▶ **Goal**:
Reply with one number: the count of lines in the records below that hold "image".

▶ **Records for the exercise**:
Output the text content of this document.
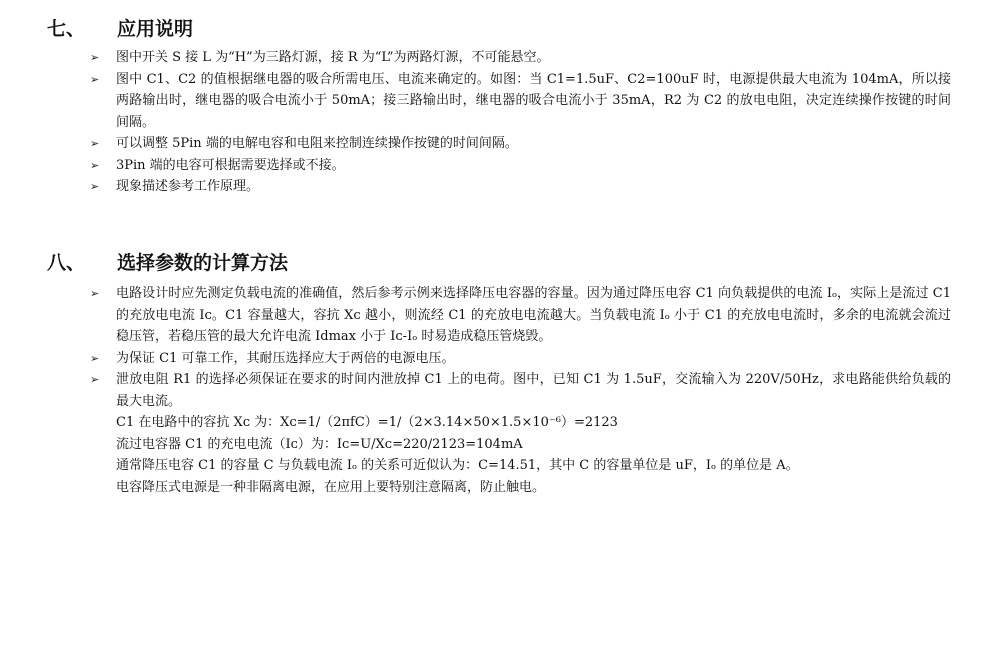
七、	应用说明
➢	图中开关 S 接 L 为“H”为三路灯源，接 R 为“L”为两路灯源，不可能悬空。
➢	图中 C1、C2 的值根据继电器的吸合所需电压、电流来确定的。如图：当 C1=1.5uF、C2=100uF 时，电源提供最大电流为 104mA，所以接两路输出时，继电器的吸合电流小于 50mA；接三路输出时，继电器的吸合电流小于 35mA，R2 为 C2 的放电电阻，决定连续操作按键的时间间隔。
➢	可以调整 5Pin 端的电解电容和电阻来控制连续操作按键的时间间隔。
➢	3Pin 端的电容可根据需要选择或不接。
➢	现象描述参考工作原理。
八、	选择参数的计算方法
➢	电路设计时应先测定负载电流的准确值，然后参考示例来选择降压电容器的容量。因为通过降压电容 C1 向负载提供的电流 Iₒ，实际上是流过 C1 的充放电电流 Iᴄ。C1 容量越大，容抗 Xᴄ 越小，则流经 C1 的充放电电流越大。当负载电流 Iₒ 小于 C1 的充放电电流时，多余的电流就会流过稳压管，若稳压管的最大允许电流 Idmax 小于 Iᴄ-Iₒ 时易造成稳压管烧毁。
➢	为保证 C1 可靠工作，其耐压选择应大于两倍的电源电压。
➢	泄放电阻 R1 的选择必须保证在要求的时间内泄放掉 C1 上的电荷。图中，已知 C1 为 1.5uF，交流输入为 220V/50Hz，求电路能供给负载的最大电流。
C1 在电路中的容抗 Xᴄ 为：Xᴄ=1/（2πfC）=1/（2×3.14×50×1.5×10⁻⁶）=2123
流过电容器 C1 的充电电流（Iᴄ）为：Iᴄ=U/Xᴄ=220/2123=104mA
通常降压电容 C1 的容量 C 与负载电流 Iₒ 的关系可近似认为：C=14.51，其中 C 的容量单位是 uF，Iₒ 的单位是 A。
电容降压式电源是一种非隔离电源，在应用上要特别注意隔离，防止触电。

--

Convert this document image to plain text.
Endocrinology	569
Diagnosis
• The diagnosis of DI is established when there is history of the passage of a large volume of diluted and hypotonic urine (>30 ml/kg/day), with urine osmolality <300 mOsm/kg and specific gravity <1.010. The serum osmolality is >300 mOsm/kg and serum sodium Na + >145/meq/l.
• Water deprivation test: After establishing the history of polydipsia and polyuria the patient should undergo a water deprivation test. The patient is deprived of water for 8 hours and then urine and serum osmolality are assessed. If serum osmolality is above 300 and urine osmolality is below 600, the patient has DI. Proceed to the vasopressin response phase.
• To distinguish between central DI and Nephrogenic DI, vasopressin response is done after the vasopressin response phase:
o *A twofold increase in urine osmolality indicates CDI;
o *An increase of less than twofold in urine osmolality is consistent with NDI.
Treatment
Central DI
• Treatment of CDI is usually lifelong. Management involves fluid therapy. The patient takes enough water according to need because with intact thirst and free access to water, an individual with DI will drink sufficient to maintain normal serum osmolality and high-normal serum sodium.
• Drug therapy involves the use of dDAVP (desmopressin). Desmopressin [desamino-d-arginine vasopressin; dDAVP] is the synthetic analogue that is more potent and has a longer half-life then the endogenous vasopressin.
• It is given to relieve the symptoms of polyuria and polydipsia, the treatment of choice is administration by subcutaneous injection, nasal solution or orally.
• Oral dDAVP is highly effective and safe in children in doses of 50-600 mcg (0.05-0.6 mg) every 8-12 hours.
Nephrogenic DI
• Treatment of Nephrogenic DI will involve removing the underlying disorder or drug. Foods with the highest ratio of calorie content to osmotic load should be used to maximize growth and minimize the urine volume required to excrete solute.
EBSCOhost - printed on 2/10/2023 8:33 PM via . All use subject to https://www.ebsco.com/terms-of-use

--

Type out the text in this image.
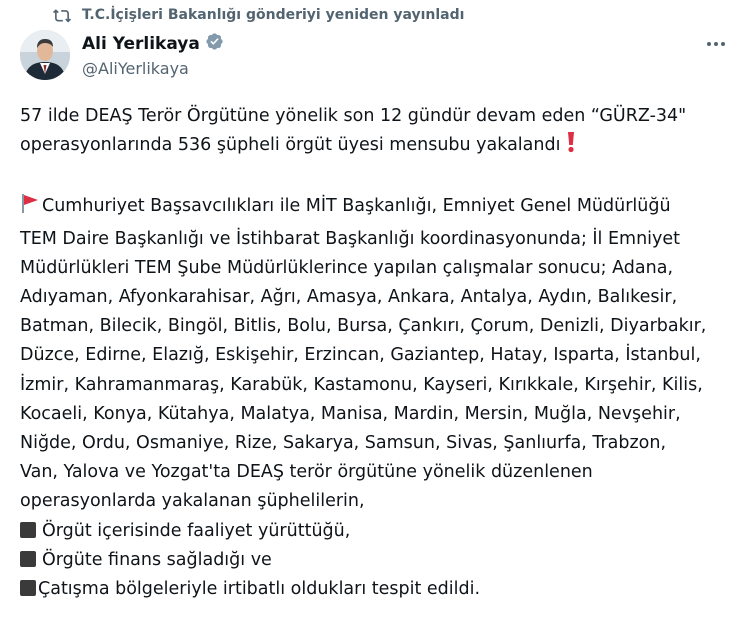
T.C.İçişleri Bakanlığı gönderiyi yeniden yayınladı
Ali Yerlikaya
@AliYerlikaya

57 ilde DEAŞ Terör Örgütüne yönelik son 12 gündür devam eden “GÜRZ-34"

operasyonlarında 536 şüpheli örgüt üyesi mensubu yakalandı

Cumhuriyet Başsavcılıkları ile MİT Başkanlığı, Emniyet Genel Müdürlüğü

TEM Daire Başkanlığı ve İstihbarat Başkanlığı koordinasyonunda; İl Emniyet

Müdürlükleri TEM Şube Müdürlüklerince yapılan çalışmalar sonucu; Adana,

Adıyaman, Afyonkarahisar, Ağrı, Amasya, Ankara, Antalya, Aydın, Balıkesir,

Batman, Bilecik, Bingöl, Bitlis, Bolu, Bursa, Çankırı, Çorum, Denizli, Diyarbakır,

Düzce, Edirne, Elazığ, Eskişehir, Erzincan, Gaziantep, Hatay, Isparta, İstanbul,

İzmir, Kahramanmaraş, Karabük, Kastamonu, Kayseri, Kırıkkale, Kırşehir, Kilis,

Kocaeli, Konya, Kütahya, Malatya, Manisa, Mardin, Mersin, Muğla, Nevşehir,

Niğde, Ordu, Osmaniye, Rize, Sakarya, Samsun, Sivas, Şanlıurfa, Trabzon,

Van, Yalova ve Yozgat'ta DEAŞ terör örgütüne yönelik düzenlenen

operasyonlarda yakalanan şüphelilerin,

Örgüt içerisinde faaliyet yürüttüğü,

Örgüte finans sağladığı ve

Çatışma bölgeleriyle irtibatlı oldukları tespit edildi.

▶ **Result below**:
2